REQUIREMENTS:
Keep only the lines of the data below that contain "y随x的增大而减小", and copy them.

RECORDS FOR THIS TASK:
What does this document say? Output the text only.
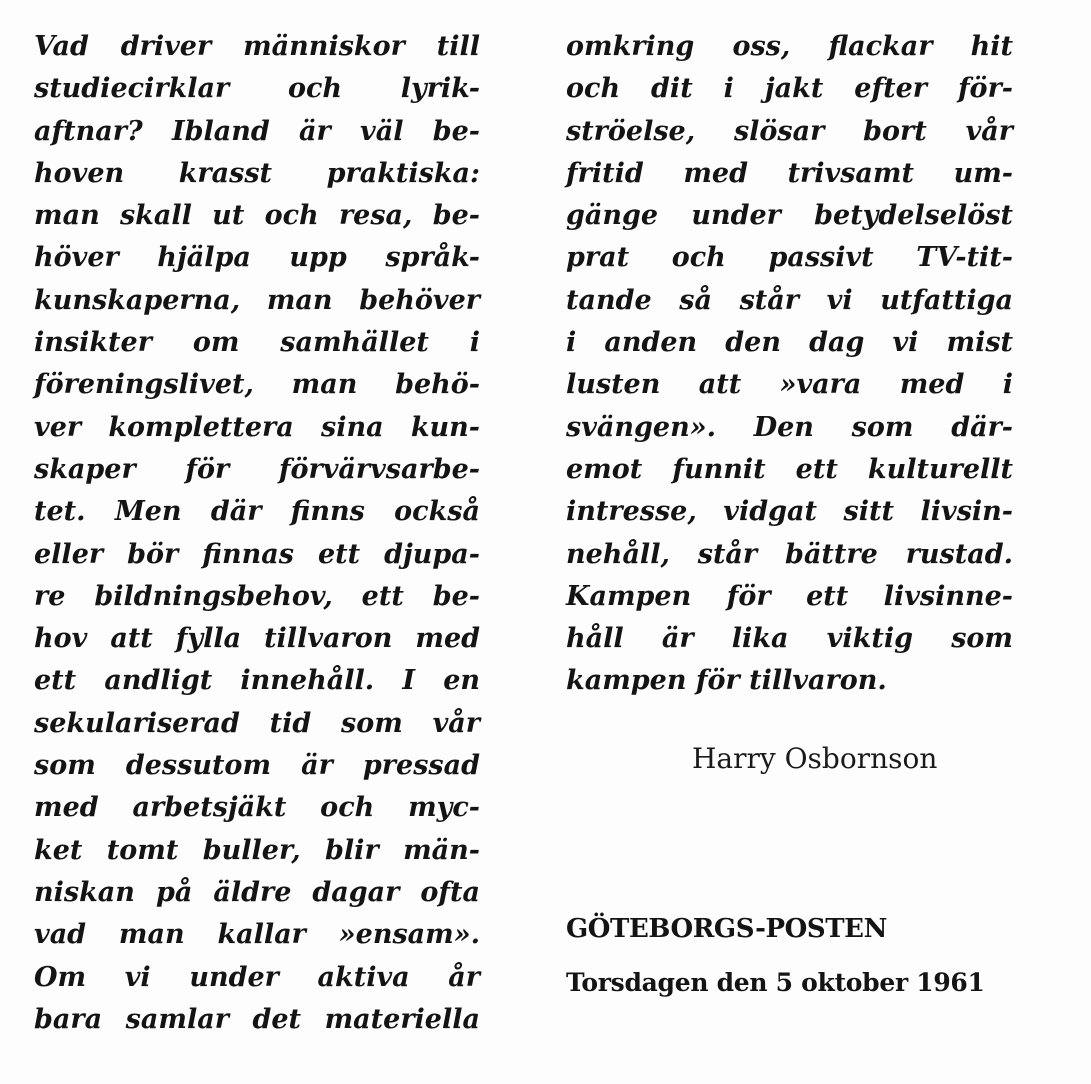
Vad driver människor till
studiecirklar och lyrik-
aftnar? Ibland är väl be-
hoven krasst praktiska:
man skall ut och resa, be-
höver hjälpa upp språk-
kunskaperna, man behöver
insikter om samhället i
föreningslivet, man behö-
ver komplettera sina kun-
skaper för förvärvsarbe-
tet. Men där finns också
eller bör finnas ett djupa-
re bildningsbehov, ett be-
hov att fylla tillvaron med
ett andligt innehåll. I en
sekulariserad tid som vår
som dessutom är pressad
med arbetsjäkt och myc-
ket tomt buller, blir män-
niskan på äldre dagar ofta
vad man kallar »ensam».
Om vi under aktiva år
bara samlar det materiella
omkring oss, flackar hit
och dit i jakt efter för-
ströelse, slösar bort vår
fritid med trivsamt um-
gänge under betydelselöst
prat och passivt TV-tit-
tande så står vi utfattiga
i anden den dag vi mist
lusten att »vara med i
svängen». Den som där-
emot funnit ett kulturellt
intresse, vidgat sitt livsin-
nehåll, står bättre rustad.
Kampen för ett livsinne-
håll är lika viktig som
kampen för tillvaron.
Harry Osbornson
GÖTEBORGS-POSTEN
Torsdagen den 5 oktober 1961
---
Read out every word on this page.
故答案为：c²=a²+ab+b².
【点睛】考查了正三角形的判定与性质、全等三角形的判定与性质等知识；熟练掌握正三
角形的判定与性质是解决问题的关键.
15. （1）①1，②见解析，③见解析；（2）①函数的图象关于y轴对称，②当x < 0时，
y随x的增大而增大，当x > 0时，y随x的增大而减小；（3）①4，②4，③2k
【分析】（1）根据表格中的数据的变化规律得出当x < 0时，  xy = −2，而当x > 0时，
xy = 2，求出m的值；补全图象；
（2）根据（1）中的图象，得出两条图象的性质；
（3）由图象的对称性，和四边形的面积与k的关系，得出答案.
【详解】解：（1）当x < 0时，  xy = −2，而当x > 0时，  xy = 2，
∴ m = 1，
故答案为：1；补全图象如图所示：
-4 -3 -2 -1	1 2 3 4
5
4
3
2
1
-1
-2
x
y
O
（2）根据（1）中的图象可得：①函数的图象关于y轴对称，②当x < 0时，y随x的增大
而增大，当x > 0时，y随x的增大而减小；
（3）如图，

ANSWER TO THIS EXERCISE:
y随x的增大而增大，当x > 0时，y随x的增大而减小；（3）①4，②4，③2k
而增大，当x > 0时，y随x的增大而减小；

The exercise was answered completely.